DIRECTION> Will you output the entries below exactly, skipping every image they contain?
** START OF INPUT RECORDS **
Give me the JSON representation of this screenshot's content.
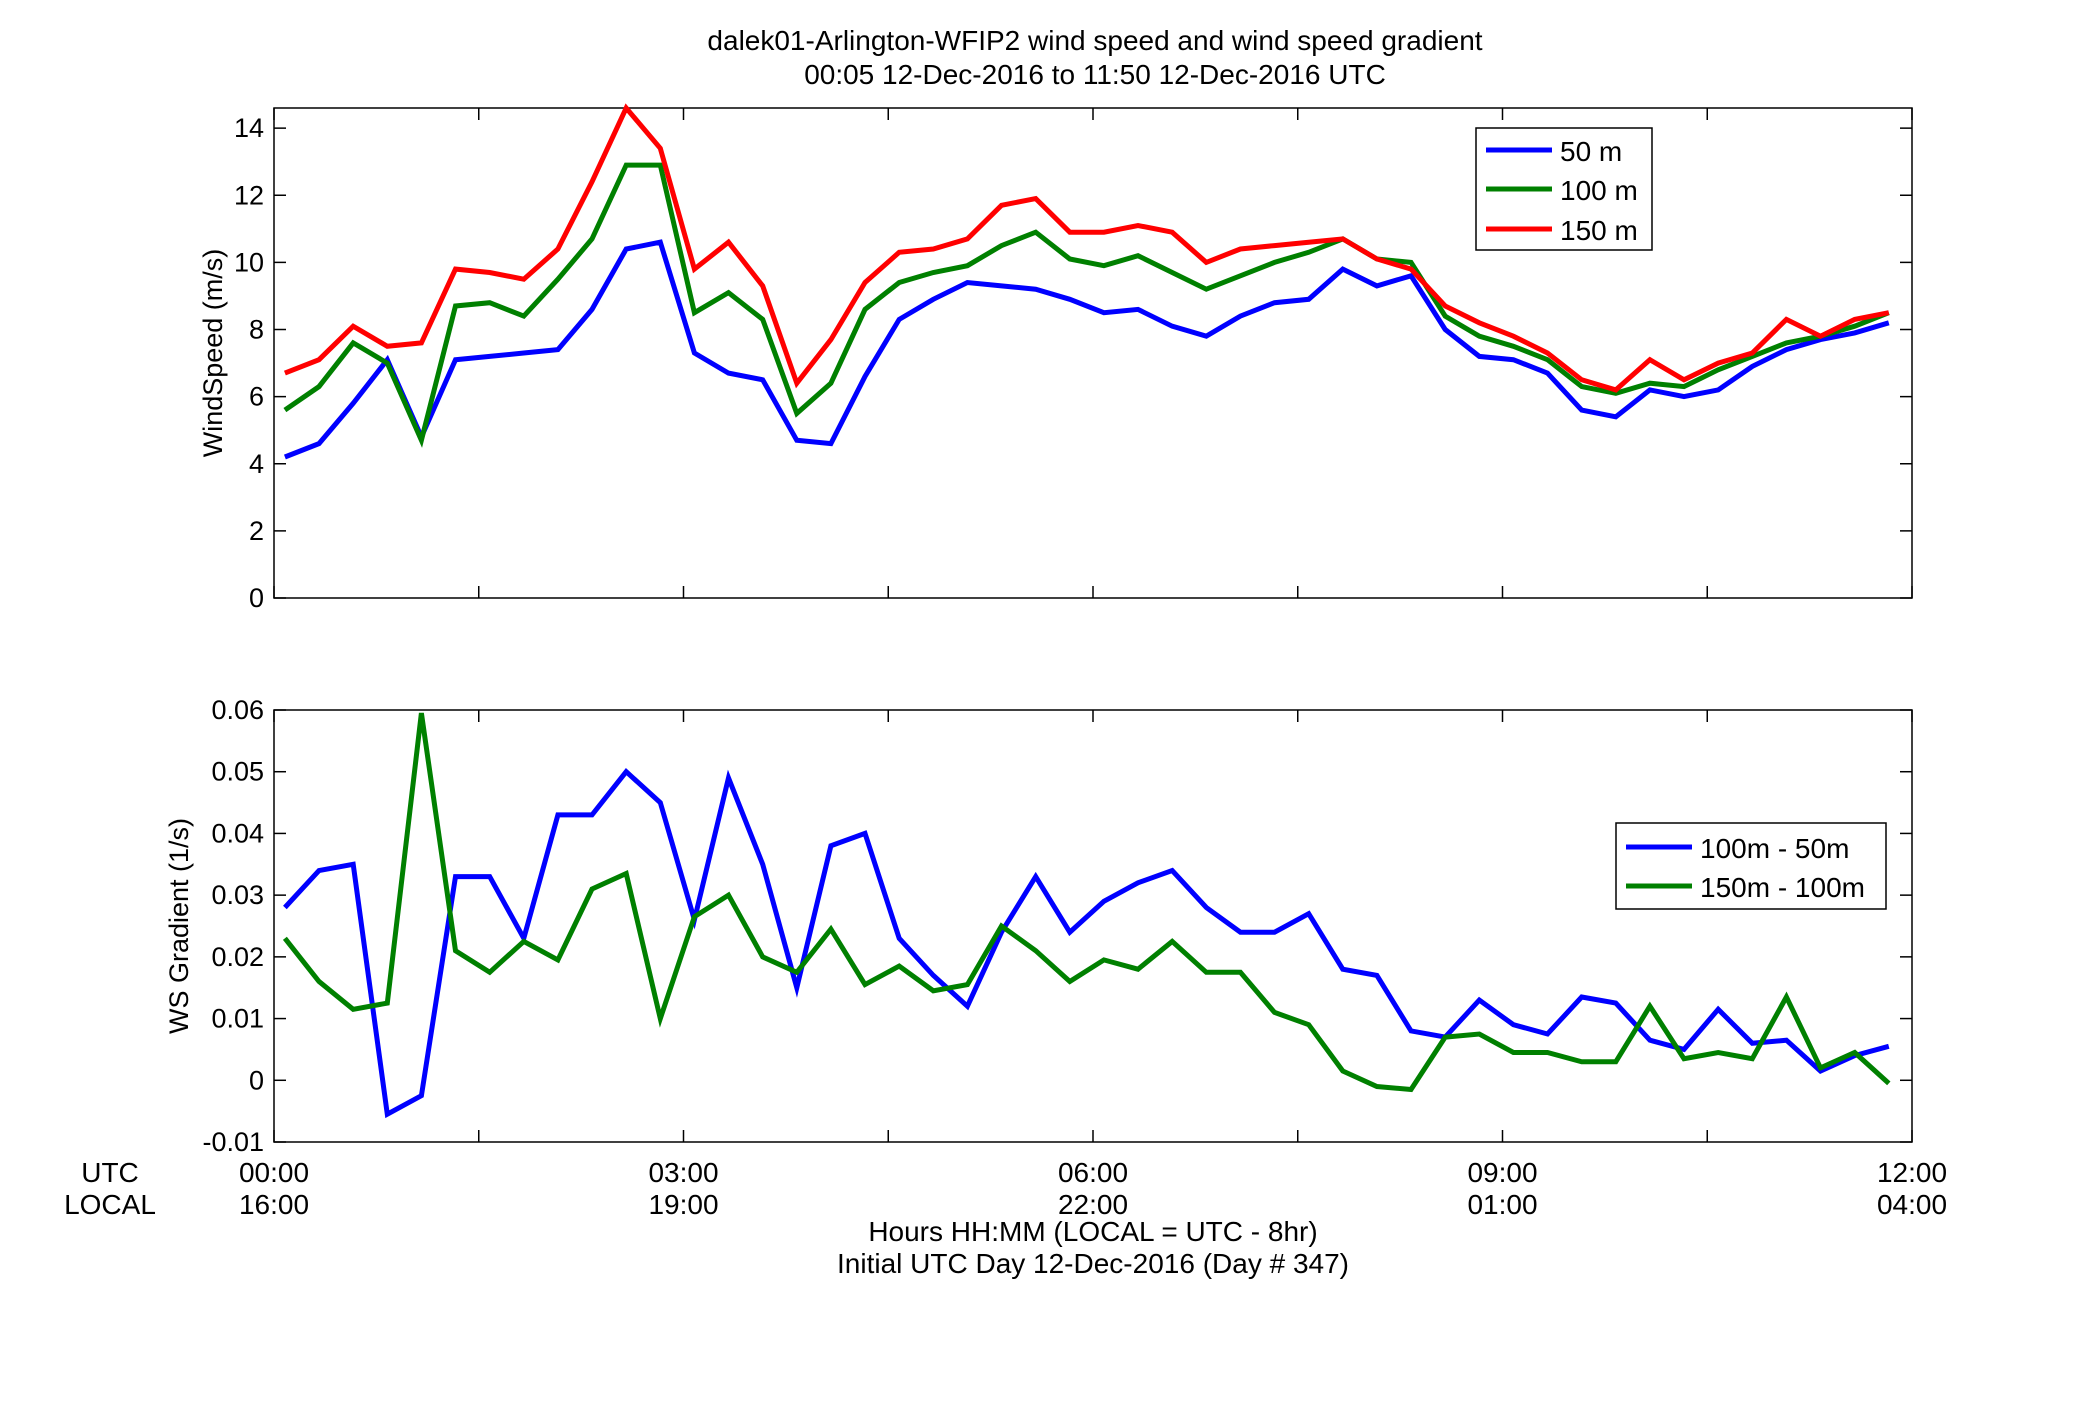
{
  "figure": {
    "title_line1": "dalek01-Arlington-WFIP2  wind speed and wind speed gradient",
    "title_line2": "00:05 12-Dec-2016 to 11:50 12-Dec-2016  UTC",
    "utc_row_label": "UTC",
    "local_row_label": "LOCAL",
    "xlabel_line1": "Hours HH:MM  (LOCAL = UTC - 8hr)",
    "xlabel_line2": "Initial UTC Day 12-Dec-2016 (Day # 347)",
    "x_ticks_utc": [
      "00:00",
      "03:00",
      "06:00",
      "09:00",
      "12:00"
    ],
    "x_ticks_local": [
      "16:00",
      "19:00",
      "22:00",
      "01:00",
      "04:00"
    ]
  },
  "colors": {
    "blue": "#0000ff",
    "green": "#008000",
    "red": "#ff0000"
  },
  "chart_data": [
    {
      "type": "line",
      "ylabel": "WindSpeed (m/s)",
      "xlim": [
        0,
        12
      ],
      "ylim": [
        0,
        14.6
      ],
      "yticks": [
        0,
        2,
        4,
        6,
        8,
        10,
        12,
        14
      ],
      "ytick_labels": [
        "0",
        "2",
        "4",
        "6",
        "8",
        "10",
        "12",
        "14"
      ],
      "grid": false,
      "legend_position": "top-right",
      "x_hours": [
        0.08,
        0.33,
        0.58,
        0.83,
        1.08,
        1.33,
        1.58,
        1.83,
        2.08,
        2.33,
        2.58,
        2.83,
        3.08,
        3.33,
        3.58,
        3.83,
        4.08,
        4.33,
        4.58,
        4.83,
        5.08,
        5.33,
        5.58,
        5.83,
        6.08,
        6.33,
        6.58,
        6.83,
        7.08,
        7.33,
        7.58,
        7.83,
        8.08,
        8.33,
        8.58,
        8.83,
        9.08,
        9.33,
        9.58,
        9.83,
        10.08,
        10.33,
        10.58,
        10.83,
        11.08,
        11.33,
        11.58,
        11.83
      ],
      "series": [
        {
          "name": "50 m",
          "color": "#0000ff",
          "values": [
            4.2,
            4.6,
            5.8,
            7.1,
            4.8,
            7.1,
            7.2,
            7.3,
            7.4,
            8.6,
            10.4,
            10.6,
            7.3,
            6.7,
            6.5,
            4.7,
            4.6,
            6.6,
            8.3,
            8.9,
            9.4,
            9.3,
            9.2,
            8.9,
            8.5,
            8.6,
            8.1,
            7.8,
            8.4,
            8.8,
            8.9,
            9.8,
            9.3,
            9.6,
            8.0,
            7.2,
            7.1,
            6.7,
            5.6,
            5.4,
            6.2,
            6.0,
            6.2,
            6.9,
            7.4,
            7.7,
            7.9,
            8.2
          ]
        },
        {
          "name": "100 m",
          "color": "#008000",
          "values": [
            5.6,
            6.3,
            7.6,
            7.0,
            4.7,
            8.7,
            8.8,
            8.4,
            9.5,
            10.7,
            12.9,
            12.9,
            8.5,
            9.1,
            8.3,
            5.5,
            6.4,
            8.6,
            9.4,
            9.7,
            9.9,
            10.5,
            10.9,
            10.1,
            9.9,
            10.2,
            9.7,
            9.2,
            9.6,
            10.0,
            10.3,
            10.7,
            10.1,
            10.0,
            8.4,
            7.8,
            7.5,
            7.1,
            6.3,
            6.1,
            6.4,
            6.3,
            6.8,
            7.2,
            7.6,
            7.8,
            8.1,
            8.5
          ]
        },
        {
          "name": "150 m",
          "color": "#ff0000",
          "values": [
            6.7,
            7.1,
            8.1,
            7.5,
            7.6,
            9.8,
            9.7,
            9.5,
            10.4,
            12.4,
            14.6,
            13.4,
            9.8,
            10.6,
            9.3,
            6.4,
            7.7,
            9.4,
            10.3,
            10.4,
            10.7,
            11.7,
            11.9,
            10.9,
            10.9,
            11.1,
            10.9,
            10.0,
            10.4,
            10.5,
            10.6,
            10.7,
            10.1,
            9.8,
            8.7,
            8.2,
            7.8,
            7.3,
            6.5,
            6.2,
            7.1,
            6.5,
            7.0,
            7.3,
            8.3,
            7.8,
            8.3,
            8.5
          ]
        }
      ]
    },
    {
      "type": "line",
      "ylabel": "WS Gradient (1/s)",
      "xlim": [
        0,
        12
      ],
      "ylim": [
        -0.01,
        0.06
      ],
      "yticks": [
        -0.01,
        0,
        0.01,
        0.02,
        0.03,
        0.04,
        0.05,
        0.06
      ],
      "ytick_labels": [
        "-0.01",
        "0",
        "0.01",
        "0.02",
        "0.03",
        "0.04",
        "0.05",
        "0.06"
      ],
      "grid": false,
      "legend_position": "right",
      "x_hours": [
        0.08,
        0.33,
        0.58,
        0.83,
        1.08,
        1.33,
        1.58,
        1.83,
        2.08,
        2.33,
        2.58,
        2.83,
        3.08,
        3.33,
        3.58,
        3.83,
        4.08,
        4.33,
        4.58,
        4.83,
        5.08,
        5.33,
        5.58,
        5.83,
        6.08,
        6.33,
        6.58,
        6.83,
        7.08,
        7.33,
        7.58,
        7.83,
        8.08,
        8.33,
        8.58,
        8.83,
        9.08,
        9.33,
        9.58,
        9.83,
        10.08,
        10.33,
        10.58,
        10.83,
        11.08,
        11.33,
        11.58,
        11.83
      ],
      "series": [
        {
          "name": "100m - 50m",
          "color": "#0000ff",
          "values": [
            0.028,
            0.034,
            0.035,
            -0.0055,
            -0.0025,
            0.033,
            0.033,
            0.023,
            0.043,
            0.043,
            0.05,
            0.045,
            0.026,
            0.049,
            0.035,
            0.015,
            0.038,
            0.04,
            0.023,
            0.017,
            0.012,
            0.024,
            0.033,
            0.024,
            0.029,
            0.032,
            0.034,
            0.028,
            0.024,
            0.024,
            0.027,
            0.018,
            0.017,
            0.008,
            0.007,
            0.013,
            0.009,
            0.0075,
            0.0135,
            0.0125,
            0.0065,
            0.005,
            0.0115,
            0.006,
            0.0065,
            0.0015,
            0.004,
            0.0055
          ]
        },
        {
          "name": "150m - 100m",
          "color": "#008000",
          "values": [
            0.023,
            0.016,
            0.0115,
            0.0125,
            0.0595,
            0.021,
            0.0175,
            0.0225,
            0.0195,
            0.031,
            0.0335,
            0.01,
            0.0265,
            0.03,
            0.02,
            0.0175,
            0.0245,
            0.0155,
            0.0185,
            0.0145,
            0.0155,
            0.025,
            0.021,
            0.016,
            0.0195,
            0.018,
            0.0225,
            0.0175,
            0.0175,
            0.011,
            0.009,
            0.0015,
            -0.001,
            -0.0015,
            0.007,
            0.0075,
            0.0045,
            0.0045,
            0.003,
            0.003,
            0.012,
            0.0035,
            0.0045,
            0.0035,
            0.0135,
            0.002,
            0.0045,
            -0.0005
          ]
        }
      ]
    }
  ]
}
** END OF INPUT RECORDS **
WRITTEN REPLY>
Give me the JSON representation of this screenshot's content.
{
  "figure": {
    "title_line1": "dalek01-Arlington-WFIP2  wind speed and wind speed gradient",
    "title_line2": "00:05 12-Dec-2016 to 11:50 12-Dec-2016  UTC",
    "utc_row_label": "UTC",
    "local_row_label": "LOCAL",
    "xlabel_line1": "Hours HH:MM  (LOCAL = UTC - 8hr)",
    "xlabel_line2": "Initial UTC Day 12-Dec-2016 (Day # 347)",
    "x_ticks_utc": [
      "00:00",
      "03:00",
      "06:00",
      "09:00",
      "12:00"
    ],
    "x_ticks_local": [
      "16:00",
      "19:00",
      "22:00",
      "01:00",
      "04:00"
    ]
  },
  "colors": {
    "blue": "#0000ff",
    "green": "#008000",
    "red": "#ff0000"
  },
  "chart_data": [
    {
      "type": "line",
      "ylabel": "WindSpeed (m/s)",
      "xlim": [
        0,
        12
      ],
      "ylim": [
        0,
        14.6
      ],
      "yticks": [
        0,
        2,
        4,
        6,
        8,
        10,
        12,
        14
      ],
      "ytick_labels": [
        "0",
        "2",
        "4",
        "6",
        "8",
        "10",
        "12",
        "14"
      ],
      "grid": false,
      "legend_position": "top-right",
      "x_hours": [
        0.08,
        0.33,
        0.58,
        0.83,
        1.08,
        1.33,
        1.58,
        1.83,
        2.08,
        2.33,
        2.58,
        2.83,
        3.08,
        3.33,
        3.58,
        3.83,
        4.08,
        4.33,
        4.58,
        4.83,
        5.08,
        5.33,
        5.58,
        5.83,
        6.08,
        6.33,
        6.58,
        6.83,
        7.08,
        7.33,
        7.58,
        7.83,
        8.08,
        8.33,
        8.58,
        8.83,
        9.08,
        9.33,
        9.58,
        9.83,
        10.08,
        10.33,
        10.58,
        10.83,
        11.08,
        11.33,
        11.58,
        11.83
      ],
      "series": [
        {
          "name": "50 m",
          "color": "#0000ff",
          "values": [
            4.2,
            4.6,
            5.8,
            7.1,
            4.8,
            7.1,
            7.2,
            7.3,
            7.4,
            8.6,
            10.4,
            10.6,
            7.3,
            6.7,
            6.5,
            4.7,
            4.6,
            6.6,
            8.3,
            8.9,
            9.4,
            9.3,
            9.2,
            8.9,
            8.5,
            8.6,
            8.1,
            7.8,
            8.4,
            8.8,
            8.9,
            9.8,
            9.3,
            9.6,
            8.0,
            7.2,
            7.1,
            6.7,
            5.6,
            5.4,
            6.2,
            6.0,
            6.2,
            6.9,
            7.4,
            7.7,
            7.9,
            8.2
          ]
        },
        {
          "name": "100 m",
          "color": "#008000",
          "values": [
            5.6,
            6.3,
            7.6,
            7.0,
            4.7,
            8.7,
            8.8,
            8.4,
            9.5,
            10.7,
            12.9,
            12.9,
            8.5,
            9.1,
            8.3,
            5.5,
            6.4,
            8.6,
            9.4,
            9.7,
            9.9,
            10.5,
            10.9,
            10.1,
            9.9,
            10.2,
            9.7,
            9.2,
            9.6,
            10.0,
            10.3,
            10.7,
            10.1,
            10.0,
            8.4,
            7.8,
            7.5,
            7.1,
            6.3,
            6.1,
            6.4,
            6.3,
            6.8,
            7.2,
            7.6,
            7.8,
            8.1,
            8.5
          ]
        },
        {
          "name": "150 m",
          "color": "#ff0000",
          "values": [
            6.7,
            7.1,
            8.1,
            7.5,
            7.6,
            9.8,
            9.7,
            9.5,
            10.4,
            12.4,
            14.6,
            13.4,
            9.8,
            10.6,
            9.3,
            6.4,
            7.7,
            9.4,
            10.3,
            10.4,
            10.7,
            11.7,
            11.9,
            10.9,
            10.9,
            11.1,
            10.9,
            10.0,
            10.4,
            10.5,
            10.6,
            10.7,
            10.1,
            9.8,
            8.7,
            8.2,
            7.8,
            7.3,
            6.5,
            6.2,
            7.1,
            6.5,
            7.0,
            7.3,
            8.3,
            7.8,
            8.3,
            8.5
          ]
        }
      ]
    },
    {
      "type": "line",
      "ylabel": "WS Gradient (1/s)",
      "xlim": [
        0,
        12
      ],
      "ylim": [
        -0.01,
        0.06
      ],
      "yticks": [
        -0.01,
        0,
        0.01,
        0.02,
        0.03,
        0.04,
        0.05,
        0.06
      ],
      "ytick_labels": [
        "-0.01",
        "0",
        "0.01",
        "0.02",
        "0.03",
        "0.04",
        "0.05",
        "0.06"
      ],
      "grid": false,
      "legend_position": "right",
      "x_hours": [
        0.08,
        0.33,
        0.58,
        0.83,
        1.08,
        1.33,
        1.58,
        1.83,
        2.08,
        2.33,
        2.58,
        2.83,
        3.08,
        3.33,
        3.58,
        3.83,
        4.08,
        4.33,
        4.58,
        4.83,
        5.08,
        5.33,
        5.58,
        5.83,
        6.08,
        6.33,
        6.58,
        6.83,
        7.08,
        7.33,
        7.58,
        7.83,
        8.08,
        8.33,
        8.58,
        8.83,
        9.08,
        9.33,
        9.58,
        9.83,
        10.08,
        10.33,
        10.58,
        10.83,
        11.08,
        11.33,
        11.58,
        11.83
      ],
      "series": [
        {
          "name": "100m - 50m",
          "color": "#0000ff",
          "values": [
            0.028,
            0.034,
            0.035,
            -0.0055,
            -0.0025,
            0.033,
            0.033,
            0.023,
            0.043,
            0.043,
            0.05,
            0.045,
            0.026,
            0.049,
            0.035,
            0.015,
            0.038,
            0.04,
            0.023,
            0.017,
            0.012,
            0.024,
            0.033,
            0.024,
            0.029,
            0.032,
            0.034,
            0.028,
            0.024,
            0.024,
            0.027,
            0.018,
            0.017,
            0.008,
            0.007,
            0.013,
            0.009,
            0.0075,
            0.0135,
            0.0125,
            0.0065,
            0.005,
            0.0115,
            0.006,
            0.0065,
            0.0015,
            0.004,
            0.0055
          ]
        },
        {
          "name": "150m - 100m",
          "color": "#008000",
          "values": [
            0.023,
            0.016,
            0.0115,
            0.0125,
            0.0595,
            0.021,
            0.0175,
            0.0225,
            0.0195,
            0.031,
            0.0335,
            0.01,
            0.0265,
            0.03,
            0.02,
            0.0175,
            0.0245,
            0.0155,
            0.0185,
            0.0145,
            0.0155,
            0.025,
            0.021,
            0.016,
            0.0195,
            0.018,
            0.0225,
            0.0175,
            0.0175,
            0.011,
            0.009,
            0.0015,
            -0.001,
            -0.0015,
            0.007,
            0.0075,
            0.0045,
            0.0045,
            0.003,
            0.003,
            0.012,
            0.0035,
            0.0045,
            0.0035,
            0.0135,
            0.002,
            0.0045,
            -0.0005
          ]
        }
      ]
    }
  ]
}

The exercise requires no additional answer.